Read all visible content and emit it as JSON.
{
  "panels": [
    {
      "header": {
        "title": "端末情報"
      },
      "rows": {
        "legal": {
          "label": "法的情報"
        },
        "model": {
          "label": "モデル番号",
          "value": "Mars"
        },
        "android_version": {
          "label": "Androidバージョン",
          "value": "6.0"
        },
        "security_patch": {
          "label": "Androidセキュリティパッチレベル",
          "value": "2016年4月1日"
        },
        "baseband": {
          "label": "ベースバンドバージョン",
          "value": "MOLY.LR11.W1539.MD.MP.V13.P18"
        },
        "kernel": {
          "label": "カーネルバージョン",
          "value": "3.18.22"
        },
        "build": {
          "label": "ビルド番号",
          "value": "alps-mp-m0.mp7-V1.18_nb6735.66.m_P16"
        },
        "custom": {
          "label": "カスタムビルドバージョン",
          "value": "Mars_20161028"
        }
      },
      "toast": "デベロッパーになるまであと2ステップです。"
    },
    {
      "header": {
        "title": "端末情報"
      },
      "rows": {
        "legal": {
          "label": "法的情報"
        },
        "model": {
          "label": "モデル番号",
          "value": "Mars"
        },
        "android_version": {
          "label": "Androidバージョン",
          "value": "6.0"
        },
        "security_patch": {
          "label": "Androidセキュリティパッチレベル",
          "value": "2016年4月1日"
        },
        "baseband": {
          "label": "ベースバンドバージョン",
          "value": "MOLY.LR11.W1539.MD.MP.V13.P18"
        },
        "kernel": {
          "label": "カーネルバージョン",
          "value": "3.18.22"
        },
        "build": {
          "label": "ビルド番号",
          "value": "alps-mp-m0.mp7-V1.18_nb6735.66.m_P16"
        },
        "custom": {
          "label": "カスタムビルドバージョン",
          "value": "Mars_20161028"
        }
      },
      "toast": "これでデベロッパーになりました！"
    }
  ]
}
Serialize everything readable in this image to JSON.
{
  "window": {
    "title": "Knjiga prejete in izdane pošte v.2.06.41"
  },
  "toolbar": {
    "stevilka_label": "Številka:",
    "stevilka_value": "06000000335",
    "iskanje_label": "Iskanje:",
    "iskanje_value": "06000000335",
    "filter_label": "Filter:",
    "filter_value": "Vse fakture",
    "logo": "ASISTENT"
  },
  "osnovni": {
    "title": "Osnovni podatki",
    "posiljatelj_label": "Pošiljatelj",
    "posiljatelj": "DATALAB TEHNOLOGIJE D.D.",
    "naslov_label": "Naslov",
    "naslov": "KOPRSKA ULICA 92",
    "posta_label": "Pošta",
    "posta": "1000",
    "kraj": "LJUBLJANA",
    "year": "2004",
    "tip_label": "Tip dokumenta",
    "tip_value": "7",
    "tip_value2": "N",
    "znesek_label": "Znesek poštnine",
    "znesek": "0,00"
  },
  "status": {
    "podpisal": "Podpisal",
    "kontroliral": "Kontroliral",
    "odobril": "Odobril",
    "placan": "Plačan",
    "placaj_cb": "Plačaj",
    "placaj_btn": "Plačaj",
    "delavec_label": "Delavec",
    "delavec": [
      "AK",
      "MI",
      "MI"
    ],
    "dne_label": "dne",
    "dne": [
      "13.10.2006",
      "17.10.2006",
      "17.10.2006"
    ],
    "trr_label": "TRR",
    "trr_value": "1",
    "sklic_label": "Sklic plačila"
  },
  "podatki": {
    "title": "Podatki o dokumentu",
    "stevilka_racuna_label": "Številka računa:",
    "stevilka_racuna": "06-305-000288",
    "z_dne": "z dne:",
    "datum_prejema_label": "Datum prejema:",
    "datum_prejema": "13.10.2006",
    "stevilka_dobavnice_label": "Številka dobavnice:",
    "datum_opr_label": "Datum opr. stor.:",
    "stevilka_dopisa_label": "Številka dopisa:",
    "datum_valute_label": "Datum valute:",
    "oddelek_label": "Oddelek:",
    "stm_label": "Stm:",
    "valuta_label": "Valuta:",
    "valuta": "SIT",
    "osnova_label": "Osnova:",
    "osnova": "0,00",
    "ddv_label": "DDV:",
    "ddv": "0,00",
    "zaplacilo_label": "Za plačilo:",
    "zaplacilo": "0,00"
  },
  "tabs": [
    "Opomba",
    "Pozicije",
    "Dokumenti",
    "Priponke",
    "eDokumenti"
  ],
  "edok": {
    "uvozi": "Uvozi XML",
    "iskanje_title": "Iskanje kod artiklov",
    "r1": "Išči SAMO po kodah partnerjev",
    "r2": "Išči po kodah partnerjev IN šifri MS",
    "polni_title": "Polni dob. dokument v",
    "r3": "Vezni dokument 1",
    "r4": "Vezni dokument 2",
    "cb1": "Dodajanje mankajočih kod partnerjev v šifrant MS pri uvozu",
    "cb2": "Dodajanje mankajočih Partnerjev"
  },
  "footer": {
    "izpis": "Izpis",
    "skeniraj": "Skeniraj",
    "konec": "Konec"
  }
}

## What to do
Each record should come back exactly as written.

## Answer
Read all visible content and emit it as JSON.
{
  "panels": [
    {
      "header": {
        "title": "端末情報"
      },
      "rows": {
        "legal": {
          "label": "法的情報"
        },
        "model": {
          "label": "モデル番号",
          "value": "Mars"
        },
        "android_version": {
          "label": "Androidバージョン",
          "value": "6.0"
        },
        "security_patch": {
          "label": "Androidセキュリティパッチレベル",
          "value": "2016年4月1日"
        },
        "baseband": {
          "label": "ベースバンドバージョン",
          "value": "MOLY.LR11.W1539.MD.MP.V13.P18"
        },
        "kernel": {
          "label": "カーネルバージョン",
          "value": "3.18.22"
        },
        "build": {
          "label": "ビルド番号",
          "value": "alps-mp-m0.mp7-V1.18_nb6735.66.m_P16"
        },
        "custom": {
          "label": "カスタムビルドバージョン",
          "value": "Mars_20161028"
        }
      },
      "toast": "デベロッパーになるまであと2ステップです。"
    },
    {
      "header": {
        "title": "端末情報"
      },
      "rows": {
        "legal": {
          "label": "法的情報"
        },
        "model": {
          "label": "モデル番号",
          "value": "Mars"
        },
        "android_version": {
          "label": "Androidバージョン",
          "value": "6.0"
        },
        "security_patch": {
          "label": "Androidセキュリティパッチレベル",
          "value": "2016年4月1日"
        },
        "baseband": {
          "label": "ベースバンドバージョン",
          "value": "MOLY.LR11.W1539.MD.MP.V13.P18"
        },
        "kernel": {
          "label": "カーネルバージョン",
          "value": "3.18.22"
        },
        "build": {
          "label": "ビルド番号",
          "value": "alps-mp-m0.mp7-V1.18_nb6735.66.m_P16"
        },
        "custom": {
          "label": "カスタムビルドバージョン",
          "value": "Mars_20161028"
        }
      },
      "toast": "これでデベロッパーになりました！"
    }
  ]
}
Serialize everything readable in this image to JSON.
{
  "window": {
    "title": "Knjiga prejete in izdane pošte v.2.06.41"
  },
  "toolbar": {
    "stevilka_label": "Številka:",
    "stevilka_value": "06000000335",
    "iskanje_label": "Iskanje:",
    "iskanje_value": "06000000335",
    "filter_label": "Filter:",
    "filter_value": "Vse fakture",
    "logo": "ASISTENT"
  },
  "osnovni": {
    "title": "Osnovni podatki",
    "posiljatelj_label": "Pošiljatelj",
    "posiljatelj": "DATALAB TEHNOLOGIJE D.D.",
    "naslov_label": "Naslov",
    "naslov": "KOPRSKA ULICA 92",
    "posta_label": "Pošta",
    "posta": "1000",
    "kraj": "LJUBLJANA",
    "year": "2004",
    "tip_label": "Tip dokumenta",
    "tip_value": "7",
    "tip_value2": "N",
    "znesek_label": "Znesek poštnine",
    "znesek": "0,00"
  },
  "status": {
    "podpisal": "Podpisal",
    "kontroliral": "Kontroliral",
    "odobril": "Odobril",
    "placan": "Plačan",
    "placaj_cb": "Plačaj",
    "placaj_btn": "Plačaj",
    "delavec_label": "Delavec",
    "delavec": [
      "AK",
      "MI",
      "MI"
    ],
    "dne_label": "dne",
    "dne": [
      "13.10.2006",
      "17.10.2006",
      "17.10.2006"
    ],
    "trr_label": "TRR",
    "trr_value": "1",
    "sklic_label": "Sklic plačila"
  },
  "podatki": {
    "title": "Podatki o dokumentu",
    "stevilka_racuna_label": "Številka računa:",
    "stevilka_racuna": "06-305-000288",
    "z_dne": "z dne:",
    "datum_prejema_label": "Datum prejema:",
    "datum_prejema": "13.10.2006",
    "stevilka_dobavnice_label": "Številka dobavnice:",
    "datum_opr_label": "Datum opr. stor.:",
    "stevilka_dopisa_label": "Številka dopisa:",
    "datum_valute_label": "Datum valute:",
    "oddelek_label": "Oddelek:",
    "stm_label": "Stm:",
    "valuta_label": "Valuta:",
    "valuta": "SIT",
    "osnova_label": "Osnova:",
    "osnova": "0,00",
    "ddv_label": "DDV:",
    "ddv": "0,00",
    "zaplacilo_label": "Za plačilo:",
    "zaplacilo": "0,00"
  },
  "tabs": [
    "Opomba",
    "Pozicije",
    "Dokumenti",
    "Priponke",
    "eDokumenti"
  ],
  "edok": {
    "uvozi": "Uvozi XML",
    "iskanje_title": "Iskanje kod artiklov",
    "r1": "Išči SAMO po kodah partnerjev",
    "r2": "Išči po kodah partnerjev IN šifri MS",
    "polni_title": "Polni dob. dokument v",
    "r3": "Vezni dokument 1",
    "r4": "Vezni dokument 2",
    "cb1": "Dodajanje mankajočih kod partnerjev v šifrant MS pri uvozu",
    "cb2": "Dodajanje mankajočih Partnerjev"
  },
  "footer": {
    "izpis": "Izpis",
    "skeniraj": "Skeniraj",
    "konec": "Konec"
  }
}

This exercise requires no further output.